• [To be done]: Where a line in the listing contains the string "books", copy that line out.

• [Records supplied]:
———

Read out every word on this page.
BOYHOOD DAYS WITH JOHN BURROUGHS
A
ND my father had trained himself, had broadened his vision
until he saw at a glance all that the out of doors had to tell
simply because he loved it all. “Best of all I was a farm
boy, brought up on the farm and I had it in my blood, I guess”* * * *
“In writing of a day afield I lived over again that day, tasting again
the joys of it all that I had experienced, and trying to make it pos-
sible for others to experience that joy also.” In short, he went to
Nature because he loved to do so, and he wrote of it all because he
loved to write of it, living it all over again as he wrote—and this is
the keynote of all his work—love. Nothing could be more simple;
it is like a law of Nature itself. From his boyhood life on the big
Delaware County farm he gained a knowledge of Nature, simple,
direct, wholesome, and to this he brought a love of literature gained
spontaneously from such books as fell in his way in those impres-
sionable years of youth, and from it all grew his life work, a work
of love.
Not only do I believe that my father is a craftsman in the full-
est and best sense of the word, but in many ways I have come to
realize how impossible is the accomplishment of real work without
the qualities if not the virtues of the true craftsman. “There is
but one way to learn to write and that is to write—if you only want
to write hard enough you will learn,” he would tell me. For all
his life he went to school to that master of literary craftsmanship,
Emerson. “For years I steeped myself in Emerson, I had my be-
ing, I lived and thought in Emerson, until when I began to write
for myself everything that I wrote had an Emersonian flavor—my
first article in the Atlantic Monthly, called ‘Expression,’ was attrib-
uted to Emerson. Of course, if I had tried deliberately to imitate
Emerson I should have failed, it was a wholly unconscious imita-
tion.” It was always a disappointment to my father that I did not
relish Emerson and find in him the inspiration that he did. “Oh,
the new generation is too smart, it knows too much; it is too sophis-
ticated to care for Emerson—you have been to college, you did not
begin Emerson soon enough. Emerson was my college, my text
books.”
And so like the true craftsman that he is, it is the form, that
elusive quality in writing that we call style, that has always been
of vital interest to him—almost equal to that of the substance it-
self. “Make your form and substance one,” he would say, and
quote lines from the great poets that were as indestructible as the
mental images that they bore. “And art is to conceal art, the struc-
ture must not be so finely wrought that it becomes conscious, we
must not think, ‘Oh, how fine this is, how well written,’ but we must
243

———

• [Solution to this task]:
spontaneously from such books as fell in his way in those impres-
books.”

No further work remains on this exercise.